### DATA LINES
----

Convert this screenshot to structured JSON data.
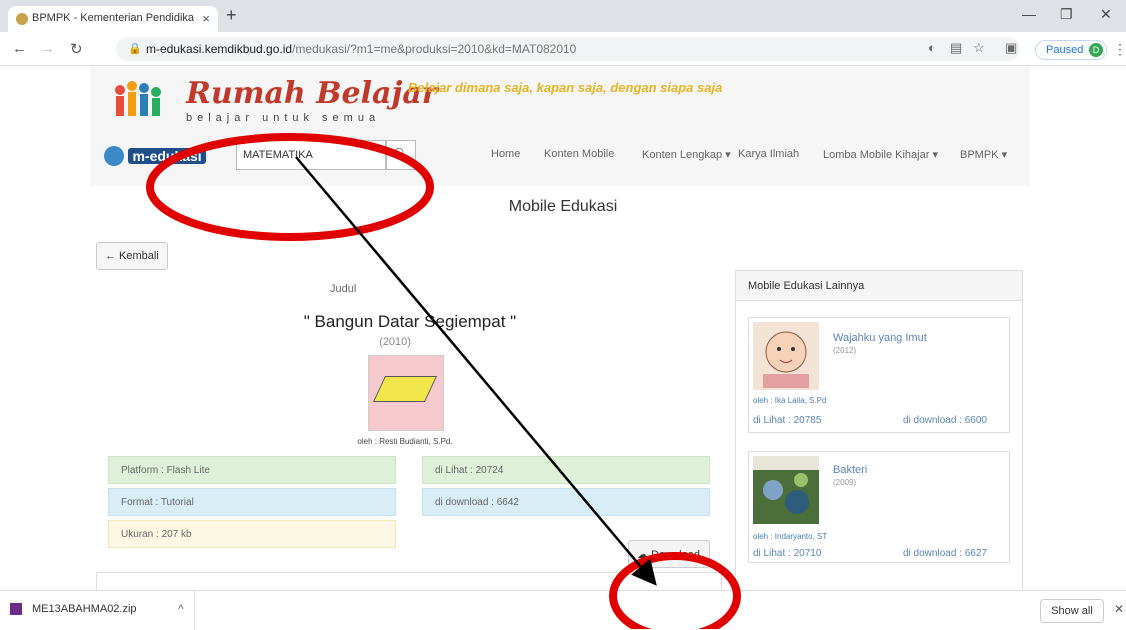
{
  "browser": {
    "tab_title": "BPMPK - Kementerian Pendidika",
    "tab_close": "×",
    "new_tab": "+",
    "url_host": "m-edukasi.kemdikbud.go.id",
    "url_path": "/medukasi/?m1=me&produksi=2010&kd=MAT082010",
    "profile_status": "Paused",
    "profile_initial": "D"
  },
  "header": {
    "logo_title": "Rumah Belajar",
    "logo_subtitle": "belajar untuk semua",
    "tagline": "Belajar dimana saja, kapan saja, dengan siapa saja",
    "medukasi_label": "m-edukasi",
    "search_value": "MATEMATIKA",
    "menu": [
      "Home",
      "Konten Mobile",
      "Konten Lengkap ▾",
      "Karya Ilmiah",
      "Lomba Mobile Kihajar ▾",
      "BPMPK ▾"
    ]
  },
  "page": {
    "title": "Mobile Edukasi",
    "back_label": "← Kembali",
    "judul_label": "Judul",
    "item_title": "\" Bangun Datar Segiempat \"",
    "item_year": "(2010)",
    "item_author": "oleh : Resti Budianti, S.Pd.",
    "platform": "Platform : Flash Lite",
    "format": "Format : Tutorial",
    "ukuran": "Ukuran : 207 kb",
    "dilihat": "di Lihat : 20724",
    "didownload": "di download : 6642",
    "download_label": "Download"
  },
  "sidebar": {
    "heading": "Mobile Edukasi Lainnya",
    "cards": [
      {
        "title": "Wajahku yang Imut",
        "year": "(2012)",
        "by": "oleh : Ika Laila, S.Pd",
        "views": "di Lihat : 20785",
        "downloads": "di download : 6600"
      },
      {
        "title": "Bakteri",
        "year": "(2009)",
        "by": "oleh : Indaryanto, ST",
        "views": "di Lihat : 20710",
        "downloads": "di download : 6627"
      }
    ]
  },
  "download_bar": {
    "file_name": "ME13ABAHMA02.zip",
    "show_all": "Show all"
  }
}
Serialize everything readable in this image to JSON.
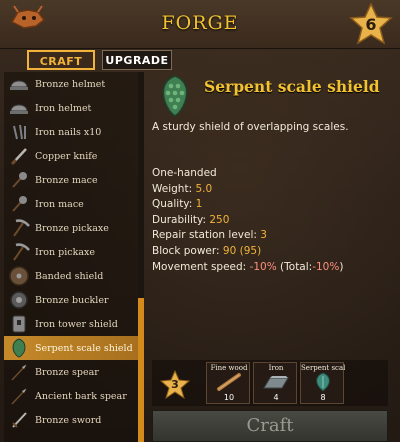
{
  "header": {
    "title": "FORGE",
    "station_level": "6",
    "logo_icon": "forge-logo-icon",
    "station_icon": "star-badge-icon"
  },
  "tabs": {
    "craft_label": "CRAFT",
    "upgrade_label": "UPGRADE"
  },
  "recipes": [
    {
      "label": "Bronze helmet",
      "icon": "helmet-icon"
    },
    {
      "label": "Iron helmet",
      "icon": "helmet-icon"
    },
    {
      "label": "Iron nails x10",
      "icon": "nails-icon"
    },
    {
      "label": "Copper knife",
      "icon": "knife-icon"
    },
    {
      "label": "Bronze mace",
      "icon": "mace-icon"
    },
    {
      "label": "Iron mace",
      "icon": "mace-icon"
    },
    {
      "label": "Bronze pickaxe",
      "icon": "pickaxe-icon"
    },
    {
      "label": "Iron pickaxe",
      "icon": "pickaxe-icon"
    },
    {
      "label": "Banded shield",
      "icon": "round-shield-icon"
    },
    {
      "label": "Bronze buckler",
      "icon": "buckler-icon"
    },
    {
      "label": "Iron tower shield",
      "icon": "tower-shield-icon"
    },
    {
      "label": "Serpent scale shield",
      "icon": "scale-shield-icon",
      "selected": true
    },
    {
      "label": "Bronze spear",
      "icon": "spear-icon"
    },
    {
      "label": "Ancient bark spear",
      "icon": "spear-icon"
    },
    {
      "label": "Bronze sword",
      "icon": "sword-icon"
    }
  ],
  "selected": {
    "title": "Serpent scale shield",
    "description": "A sturdy shield of overlapping scales.",
    "stats": {
      "handedness": "One-handed",
      "weight_label": "Weight: ",
      "weight": "5.0",
      "quality_label": "Quality: ",
      "quality": "1",
      "durability_label": "Durability: ",
      "durability": "250",
      "repair_label": "Repair station level: ",
      "repair": "3",
      "block_label": "Block power: ",
      "block": "90",
      "block_next": "(95)",
      "movement_label": "Movement speed: ",
      "movement": "-10%",
      "movement_total_prefix": " (Total:",
      "movement_total": "-10%",
      "movement_total_suffix": ")"
    }
  },
  "requirements": {
    "level": "3",
    "items": [
      {
        "name": "Fine wood",
        "amount": "10",
        "icon": "fine-wood-icon"
      },
      {
        "name": "Iron",
        "amount": "4",
        "icon": "iron-bar-icon"
      },
      {
        "name": "Serpent scale",
        "amount": "8",
        "icon": "serpent-scale-icon"
      }
    ]
  },
  "craft_label": "Craft",
  "colors": {
    "accent": "#f2c230",
    "selected_row": "#c58a2a",
    "negative": "#ff8f7d"
  }
}
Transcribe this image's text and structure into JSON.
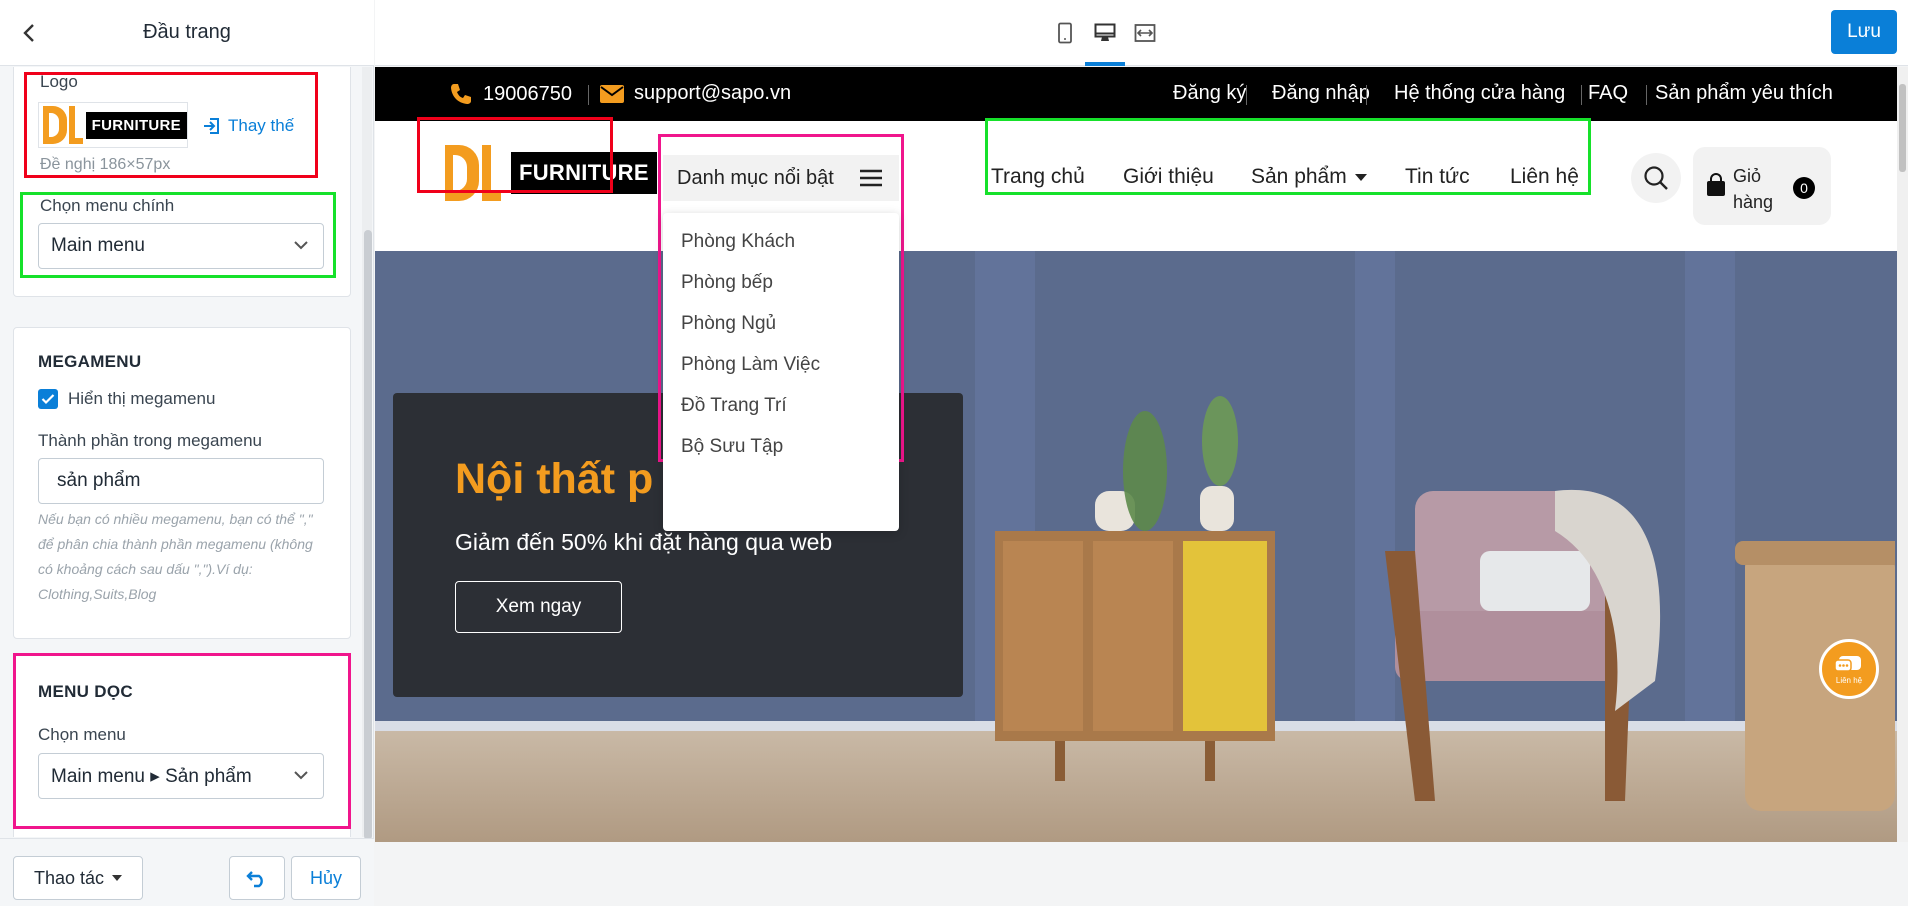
{
  "panel": {
    "title": "Đầu trang",
    "logo": {
      "label": "Logo",
      "brand_letters": "DL",
      "brand_name": "FURNITURE",
      "replace_label": "Thay thế",
      "size_hint": "Đề nghị 186×57px"
    },
    "main_menu": {
      "label": "Chọn menu chính",
      "value": "Main menu"
    },
    "megamenu": {
      "title": "MEGAMENU",
      "show_label": "Hiển thị megamenu",
      "show_checked": true,
      "items_label": "Thành phần trong megamenu",
      "items_value": "sản phẩm",
      "hint": "Nếu bạn có nhiều megamenu, bạn có thể \",\" để phân chia thành phần megamenu (không có khoảng cách sau dấu \",\").Ví dụ: Clothing,Suits,Blog"
    },
    "vertical_menu": {
      "title": "MENU DỌC",
      "label": "Chọn menu",
      "value": "Main menu ▸ Sản phẩm"
    },
    "footer": {
      "actions_label": "Thao tác",
      "cancel_label": "Hủy"
    }
  },
  "toolbar": {
    "save_label": "Lưu",
    "active_device": "desktop"
  },
  "preview": {
    "topbar": {
      "phone": "19006750",
      "email": "support@sapo.vn",
      "links": [
        "Đăng ký",
        "Đăng nhập",
        "Hệ thống cửa hàng",
        "FAQ",
        "Sản phẩm yêu thích"
      ]
    },
    "header": {
      "brand_name": "FURNITURE",
      "category_button": "Danh mục nổi bật",
      "nav": [
        "Trang chủ",
        "Giới thiệu",
        "Sản phẩm",
        "Tin tức",
        "Liên hệ"
      ],
      "cart_label": "Giỏ hàng",
      "cart_count": "0"
    },
    "category_menu": [
      "Phòng Khách",
      "Phòng bếp",
      "Phòng Ngủ",
      "Phòng Làm Việc",
      "Đồ Trang Trí",
      "Bộ Sưu Tập"
    ],
    "hero": {
      "title": "Nội thất p",
      "subtitle": "Giảm đến 50% khi đặt hàng qua web",
      "button": "Xem ngay"
    },
    "chat_label": "Liên hệ"
  },
  "colors": {
    "accent": "#0a7fd8",
    "brand_orange": "#f39c1f",
    "highlight_red": "#f0001a",
    "highlight_green": "#16e12a",
    "highlight_pink": "#f0158c"
  }
}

----

### WRITTEN TASK
Reproduce all the entries that precede this task, word for word, minus any pictures.

### RIGHT ANSWER
Convert this screenshot to structured JSON data.
{
  "browser": {
    "tab_title": "BPMPK - Kementerian Pendidika",
    "tab_close": "×",
    "new_tab": "+",
    "url_host": "m-edukasi.kemdikbud.go.id",
    "url_path": "/medukasi/?m1=me&produksi=2010&kd=MAT082010",
    "profile_status": "Paused",
    "profile_initial": "D"
  },
  "header": {
    "logo_title": "Rumah Belajar",
    "logo_subtitle": "belajar untuk semua",
    "tagline": "Belajar dimana saja, kapan saja, dengan siapa saja",
    "medukasi_label": "m-edukasi",
    "search_value": "MATEMATIKA",
    "menu": [
      "Home",
      "Konten Mobile",
      "Konten Lengkap ▾",
      "Karya Ilmiah",
      "Lomba Mobile Kihajar ▾",
      "BPMPK ▾"
    ]
  },
  "page": {
    "title": "Mobile Edukasi",
    "back_label": "← Kembali",
    "judul_label": "Judul",
    "item_title": "\" Bangun Datar Segiempat \"",
    "item_year": "(2010)",
    "item_author": "oleh : Resti Budianti, S.Pd.",
    "platform": "Platform : Flash Lite",
    "format": "Format : Tutorial",
    "ukuran": "Ukuran : 207 kb",
    "dilihat": "di Lihat : 20724",
    "didownload": "di download : 6642",
    "download_label": "Download"
  },
  "sidebar": {
    "heading": "Mobile Edukasi Lainnya",
    "cards": [
      {
        "title": "Wajahku yang Imut",
        "year": "(2012)",
        "by": "oleh : Ika Laila, S.Pd",
        "views": "di Lihat : 20785",
        "downloads": "di download : 6600"
      },
      {
        "title": "Bakteri",
        "year": "(2009)",
        "by": "oleh : Indaryanto, ST",
        "views": "di Lihat : 20710",
        "downloads": "di download : 6627"
      }
    ]
  },
  "download_bar": {
    "file_name": "ME13ABAHMA02.zip",
    "show_all": "Show all"
  }
}
Serialize everything readable in this image to JSON.
{
  "header": {
    "title": "FORGE",
    "station_level": "6",
    "logo_icon": "forge-logo-icon",
    "station_icon": "star-badge-icon"
  },
  "tabs": {
    "craft_label": "CRAFT",
    "upgrade_label": "UPGRADE"
  },
  "recipes": [
    {
      "label": "Bronze helmet",
      "icon": "helmet-icon"
    },
    {
      "label": "Iron helmet",
      "icon": "helmet-icon"
    },
    {
      "label": "Iron nails x10",
      "icon": "nails-icon"
    },
    {
      "label": "Copper knife",
      "icon": "knife-icon"
    },
    {
      "label": "Bronze mace",
      "icon": "mace-icon"
    },
    {
      "label": "Iron mace",
      "icon": "mace-icon"
    },
    {
      "label": "Bronze pickaxe",
      "icon": "pickaxe-icon"
    },
    {
      "label": "Iron pickaxe",
      "icon": "pickaxe-icon"
    },
    {
      "label": "Banded shield",
      "icon": "round-shield-icon"
    },
    {
      "label": "Bronze buckler",
      "icon": "buckler-icon"
    },
    {
      "label": "Iron tower shield",
      "icon": "tower-shield-icon"
    },
    {
      "label": "Serpent scale shield",
      "icon": "scale-shield-icon",
      "selected": true
    },
    {
      "label": "Bronze spear",
      "icon": "spear-icon"
    },
    {
      "label": "Ancient bark spear",
      "icon": "spear-icon"
    },
    {
      "label": "Bronze sword",
      "icon": "sword-icon"
    }
  ],
  "selected": {
    "title": "Serpent scale shield",
    "description": "A sturdy shield of overlapping scales.",
    "stats": {
      "handedness": "One-handed",
      "weight_label": "Weight: ",
      "weight": "5.0",
      "quality_label": "Quality: ",
      "quality": "1",
      "durability_label": "Durability: ",
      "durability": "250",
      "repair_label": "Repair station level: ",
      "repair": "3",
      "block_label": "Block power: ",
      "block": "90",
      "block_next": "(95)",
      "movement_label": "Movement speed: ",
      "movement": "-10%",
      "movement_total_prefix": " (Total:",
      "movement_total": "-10%",
      "movement_total_suffix": ")"
    }
  },
  "requirements": {
    "level": "3",
    "items": [
      {
        "name": "Fine wood",
        "amount": "10",
        "icon": "fine-wood-icon"
      },
      {
        "name": "Iron",
        "amount": "4",
        "icon": "iron-bar-icon"
      },
      {
        "name": "Serpent scale",
        "amount": "8",
        "icon": "serpent-scale-icon"
      }
    ]
  },
  "craft_label": "Craft",
  "colors": {
    "accent": "#f2c230",
    "selected_row": "#c58a2a",
    "negative": "#ff8f7d"
  }
}
Transcribe this image's text and structure into JSON.
{
  "panel": {
    "title": "Đầu trang",
    "logo": {
      "label": "Logo",
      "brand_letters": "DL",
      "brand_name": "FURNITURE",
      "replace_label": "Thay thế",
      "size_hint": "Đề nghị 186×57px"
    },
    "main_menu": {
      "label": "Chọn menu chính",
      "value": "Main menu"
    },
    "megamenu": {
      "title": "MEGAMENU",
      "show_label": "Hiển thị megamenu",
      "show_checked": true,
      "items_label": "Thành phần trong megamenu",
      "items_value": "sản phẩm",
      "hint": "Nếu bạn có nhiều megamenu, bạn có thể \",\" để phân chia thành phần megamenu (không có khoảng cách sau dấu \",\").Ví dụ: Clothing,Suits,Blog"
    },
    "vertical_menu": {
      "title": "MENU DỌC",
      "label": "Chọn menu",
      "value": "Main menu ▸ Sản phẩm"
    },
    "footer": {
      "actions_label": "Thao tác",
      "cancel_label": "Hủy"
    }
  },
  "toolbar": {
    "save_label": "Lưu",
    "active_device": "desktop"
  },
  "preview": {
    "topbar": {
      "phone": "19006750",
      "email": "support@sapo.vn",
      "links": [
        "Đăng ký",
        "Đăng nhập",
        "Hệ thống cửa hàng",
        "FAQ",
        "Sản phẩm yêu thích"
      ]
    },
    "header": {
      "brand_name": "FURNITURE",
      "category_button": "Danh mục nổi bật",
      "nav": [
        "Trang chủ",
        "Giới thiệu",
        "Sản phẩm",
        "Tin tức",
        "Liên hệ"
      ],
      "cart_label": "Giỏ hàng",
      "cart_count": "0"
    },
    "category_menu": [
      "Phòng Khách",
      "Phòng bếp",
      "Phòng Ngủ",
      "Phòng Làm Việc",
      "Đồ Trang Trí",
      "Bộ Sưu Tập"
    ],
    "hero": {
      "title": "Nội thất p",
      "subtitle": "Giảm đến 50% khi đặt hàng qua web",
      "button": "Xem ngay"
    },
    "chat_label": "Liên hệ"
  },
  "colors": {
    "accent": "#0a7fd8",
    "brand_orange": "#f39c1f",
    "highlight_red": "#f0001a",
    "highlight_green": "#16e12a",
    "highlight_pink": "#f0158c"
  }
}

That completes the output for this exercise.